#### WRITTEN REQUEST:
Extract each line containing the string "MatlabCode".

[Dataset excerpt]
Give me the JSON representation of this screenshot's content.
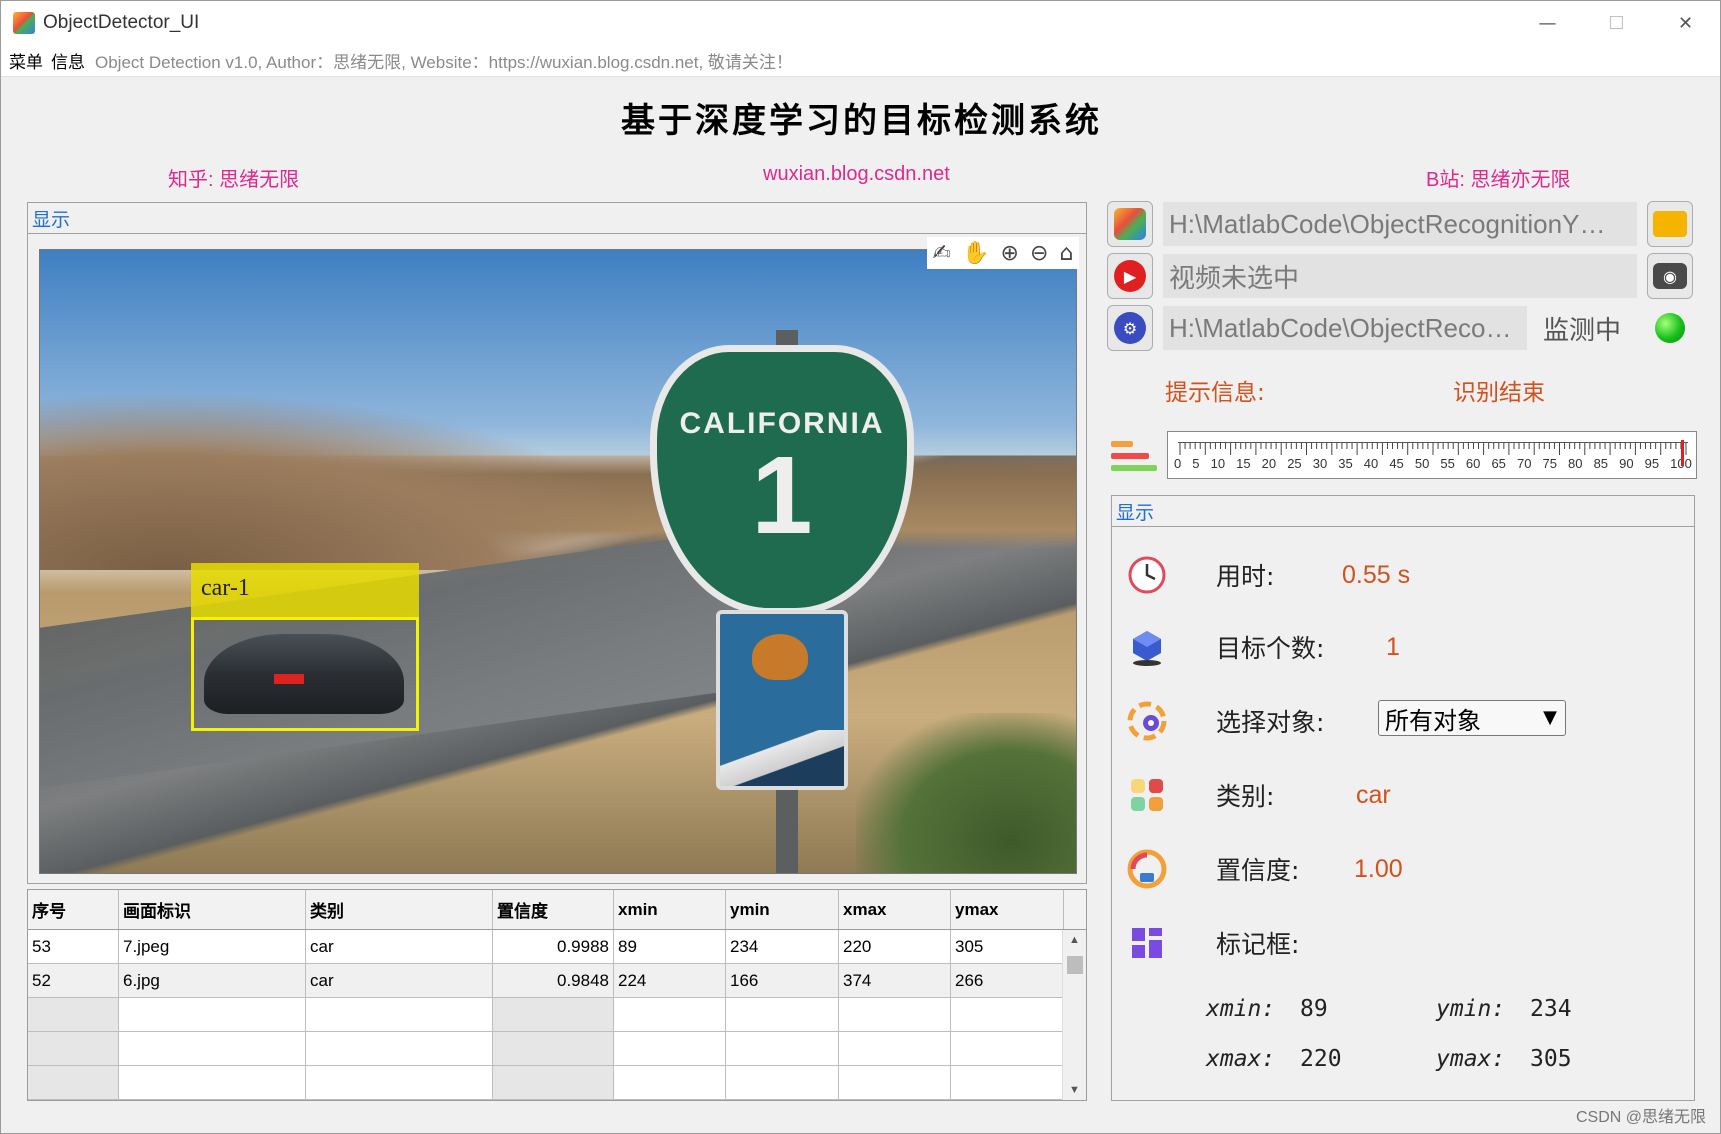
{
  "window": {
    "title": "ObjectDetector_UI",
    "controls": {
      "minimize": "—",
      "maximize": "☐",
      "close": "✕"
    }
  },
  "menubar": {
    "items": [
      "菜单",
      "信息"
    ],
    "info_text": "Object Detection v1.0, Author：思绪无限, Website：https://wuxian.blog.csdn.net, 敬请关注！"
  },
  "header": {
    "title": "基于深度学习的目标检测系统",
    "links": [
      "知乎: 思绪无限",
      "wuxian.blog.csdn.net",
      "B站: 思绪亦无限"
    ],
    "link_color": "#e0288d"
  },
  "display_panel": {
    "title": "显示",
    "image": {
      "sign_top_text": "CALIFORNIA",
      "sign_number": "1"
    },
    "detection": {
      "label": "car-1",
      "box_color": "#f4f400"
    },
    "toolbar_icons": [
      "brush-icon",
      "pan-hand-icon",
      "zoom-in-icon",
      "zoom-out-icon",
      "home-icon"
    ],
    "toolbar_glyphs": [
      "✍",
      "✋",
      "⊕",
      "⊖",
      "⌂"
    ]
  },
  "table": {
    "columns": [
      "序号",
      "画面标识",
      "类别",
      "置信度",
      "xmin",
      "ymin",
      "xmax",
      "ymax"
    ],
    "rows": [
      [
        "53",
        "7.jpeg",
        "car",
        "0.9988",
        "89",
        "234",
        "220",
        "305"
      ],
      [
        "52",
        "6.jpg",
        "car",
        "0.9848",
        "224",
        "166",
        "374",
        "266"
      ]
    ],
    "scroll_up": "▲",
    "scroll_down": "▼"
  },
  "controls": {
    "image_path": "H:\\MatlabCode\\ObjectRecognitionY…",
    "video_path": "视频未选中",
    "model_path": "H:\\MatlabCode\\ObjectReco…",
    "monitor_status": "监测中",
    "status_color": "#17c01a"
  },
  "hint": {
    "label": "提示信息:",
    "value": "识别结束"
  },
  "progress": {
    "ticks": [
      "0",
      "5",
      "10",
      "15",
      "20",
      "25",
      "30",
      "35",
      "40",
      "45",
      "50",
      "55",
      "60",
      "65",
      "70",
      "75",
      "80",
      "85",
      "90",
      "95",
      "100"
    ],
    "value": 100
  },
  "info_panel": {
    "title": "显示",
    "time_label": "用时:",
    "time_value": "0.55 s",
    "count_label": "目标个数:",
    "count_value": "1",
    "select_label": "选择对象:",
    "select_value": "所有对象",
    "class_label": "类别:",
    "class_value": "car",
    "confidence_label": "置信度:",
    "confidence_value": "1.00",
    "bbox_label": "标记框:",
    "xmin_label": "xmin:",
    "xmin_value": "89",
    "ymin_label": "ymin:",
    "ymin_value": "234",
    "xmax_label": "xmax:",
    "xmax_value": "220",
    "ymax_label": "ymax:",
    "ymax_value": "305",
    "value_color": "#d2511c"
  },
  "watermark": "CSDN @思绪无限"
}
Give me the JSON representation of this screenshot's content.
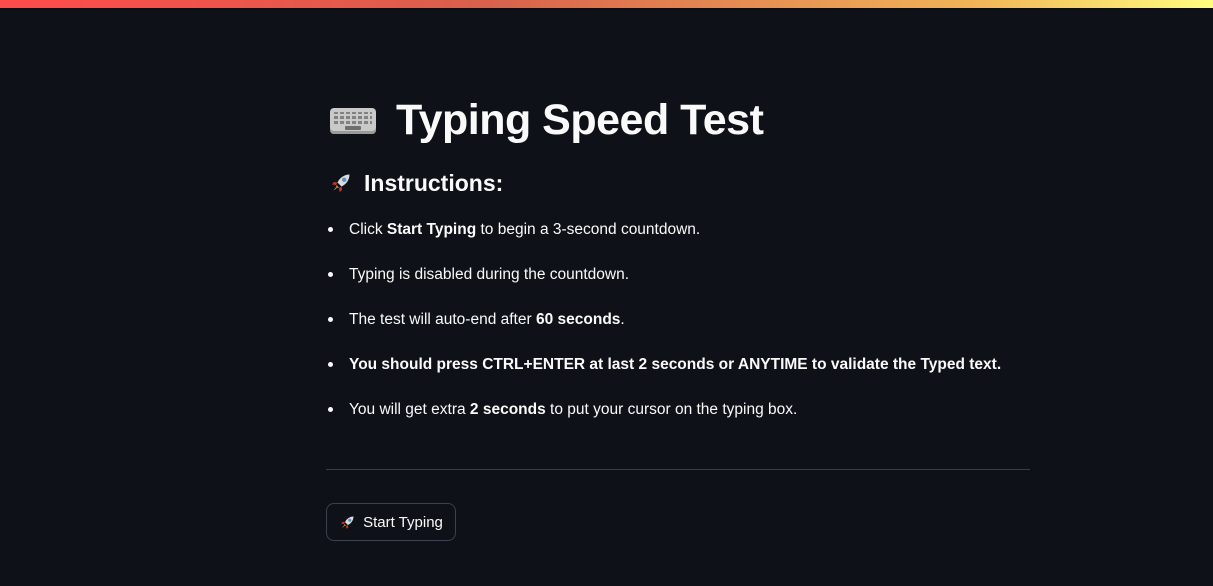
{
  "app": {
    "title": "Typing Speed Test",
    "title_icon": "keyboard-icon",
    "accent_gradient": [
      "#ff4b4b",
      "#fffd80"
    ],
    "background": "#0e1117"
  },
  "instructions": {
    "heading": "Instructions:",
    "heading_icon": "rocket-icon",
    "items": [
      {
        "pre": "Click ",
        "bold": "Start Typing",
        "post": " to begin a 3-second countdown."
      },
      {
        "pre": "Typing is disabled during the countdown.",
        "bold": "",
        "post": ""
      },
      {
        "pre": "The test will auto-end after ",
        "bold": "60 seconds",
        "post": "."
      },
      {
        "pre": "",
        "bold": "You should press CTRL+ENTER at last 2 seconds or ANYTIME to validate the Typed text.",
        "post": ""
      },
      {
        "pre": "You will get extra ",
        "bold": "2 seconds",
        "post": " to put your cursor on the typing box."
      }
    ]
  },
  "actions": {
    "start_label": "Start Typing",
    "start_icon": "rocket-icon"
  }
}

#### THE RESPONSE:
    "image_path": "H:\\MatlabCode\\ObjectRecognitionY…",
    "model_path": "H:\\MatlabCode\\ObjectReco…",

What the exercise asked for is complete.